══ DATA LISTING

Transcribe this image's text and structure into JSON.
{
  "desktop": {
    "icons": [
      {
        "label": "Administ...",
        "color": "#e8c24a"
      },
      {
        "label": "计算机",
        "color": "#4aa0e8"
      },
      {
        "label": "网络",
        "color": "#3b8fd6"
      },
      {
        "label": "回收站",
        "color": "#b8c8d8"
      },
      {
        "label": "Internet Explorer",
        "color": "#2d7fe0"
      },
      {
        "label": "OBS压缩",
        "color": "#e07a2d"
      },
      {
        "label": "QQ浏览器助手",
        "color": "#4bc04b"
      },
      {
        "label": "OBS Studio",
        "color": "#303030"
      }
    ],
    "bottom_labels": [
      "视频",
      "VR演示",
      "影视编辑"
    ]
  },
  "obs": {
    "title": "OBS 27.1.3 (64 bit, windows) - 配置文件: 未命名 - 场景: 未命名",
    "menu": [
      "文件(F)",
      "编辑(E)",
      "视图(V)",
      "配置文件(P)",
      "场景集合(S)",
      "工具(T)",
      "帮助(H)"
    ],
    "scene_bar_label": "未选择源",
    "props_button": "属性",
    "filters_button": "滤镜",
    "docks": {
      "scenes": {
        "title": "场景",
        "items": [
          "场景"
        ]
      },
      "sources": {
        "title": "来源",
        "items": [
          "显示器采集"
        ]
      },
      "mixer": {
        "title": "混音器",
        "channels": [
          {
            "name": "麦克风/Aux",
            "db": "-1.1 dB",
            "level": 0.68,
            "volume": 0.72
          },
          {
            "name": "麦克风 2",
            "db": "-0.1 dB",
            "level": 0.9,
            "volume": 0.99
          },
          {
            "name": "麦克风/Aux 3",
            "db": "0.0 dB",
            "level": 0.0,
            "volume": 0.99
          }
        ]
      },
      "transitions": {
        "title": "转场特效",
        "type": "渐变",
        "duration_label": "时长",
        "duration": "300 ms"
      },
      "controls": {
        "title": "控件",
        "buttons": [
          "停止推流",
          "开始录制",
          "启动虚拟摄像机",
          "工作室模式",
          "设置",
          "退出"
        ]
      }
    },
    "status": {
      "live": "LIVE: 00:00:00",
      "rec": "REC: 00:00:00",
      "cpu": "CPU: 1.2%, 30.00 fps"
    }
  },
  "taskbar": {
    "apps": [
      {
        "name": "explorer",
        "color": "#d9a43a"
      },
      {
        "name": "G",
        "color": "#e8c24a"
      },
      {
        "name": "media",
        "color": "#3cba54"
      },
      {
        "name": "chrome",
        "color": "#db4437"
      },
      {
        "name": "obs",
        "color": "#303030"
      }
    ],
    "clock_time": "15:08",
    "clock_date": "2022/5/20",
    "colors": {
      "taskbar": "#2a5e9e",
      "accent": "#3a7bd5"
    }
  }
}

════

** TASK OBJECTIVE **
Set out the complete listing exactly as shown.

** TASK RESPONSE **
Transcribe this image's text and structure into JSON.
{
  "desktop": {
    "icons": [
      {
        "label": "Administ...",
        "color": "#e8c24a"
      },
      {
        "label": "计算机",
        "color": "#4aa0e8"
      },
      {
        "label": "网络",
        "color": "#3b8fd6"
      },
      {
        "label": "回收站",
        "color": "#b8c8d8"
      },
      {
        "label": "Internet Explorer",
        "color": "#2d7fe0"
      },
      {
        "label": "OBS压缩",
        "color": "#e07a2d"
      },
      {
        "label": "QQ浏览器助手",
        "color": "#4bc04b"
      },
      {
        "label": "OBS Studio",
        "color": "#303030"
      }
    ],
    "bottom_labels": [
      "视频",
      "VR演示",
      "影视编辑"
    ]
  },
  "obs": {
    "title": "OBS 27.1.3 (64 bit, windows) - 配置文件: 未命名 - 场景: 未命名",
    "menu": [
      "文件(F)",
      "编辑(E)",
      "视图(V)",
      "配置文件(P)",
      "场景集合(S)",
      "工具(T)",
      "帮助(H)"
    ],
    "scene_bar_label": "未选择源",
    "props_button": "属性",
    "filters_button": "滤镜",
    "docks": {
      "scenes": {
        "title": "场景",
        "items": [
          "场景"
        ]
      },
      "sources": {
        "title": "来源",
        "items": [
          "显示器采集"
        ]
      },
      "mixer": {
        "title": "混音器",
        "channels": [
          {
            "name": "麦克风/Aux",
            "db": "-1.1 dB",
            "level": 0.68,
            "volume": 0.72
          },
          {
            "name": "麦克风 2",
            "db": "-0.1 dB",
            "level": 0.9,
            "volume": 0.99
          },
          {
            "name": "麦克风/Aux 3",
            "db": "0.0 dB",
            "level": 0.0,
            "volume": 0.99
          }
        ]
      },
      "transitions": {
        "title": "转场特效",
        "type": "渐变",
        "duration_label": "时长",
        "duration": "300 ms"
      },
      "controls": {
        "title": "控件",
        "buttons": [
          "停止推流",
          "开始录制",
          "启动虚拟摄像机",
          "工作室模式",
          "设置",
          "退出"
        ]
      }
    },
    "status": {
      "live": "LIVE: 00:00:00",
      "rec": "REC: 00:00:00",
      "cpu": "CPU: 1.2%, 30.00 fps"
    }
  },
  "taskbar": {
    "apps": [
      {
        "name": "explorer",
        "color": "#d9a43a"
      },
      {
        "name": "G",
        "color": "#e8c24a"
      },
      {
        "name": "media",
        "color": "#3cba54"
      },
      {
        "name": "chrome",
        "color": "#db4437"
      },
      {
        "name": "obs",
        "color": "#303030"
      }
    ],
    "clock_time": "15:08",
    "clock_date": "2022/5/20",
    "colors": {
      "taskbar": "#2a5e9e",
      "accent": "#3a7bd5"
    }
  }
}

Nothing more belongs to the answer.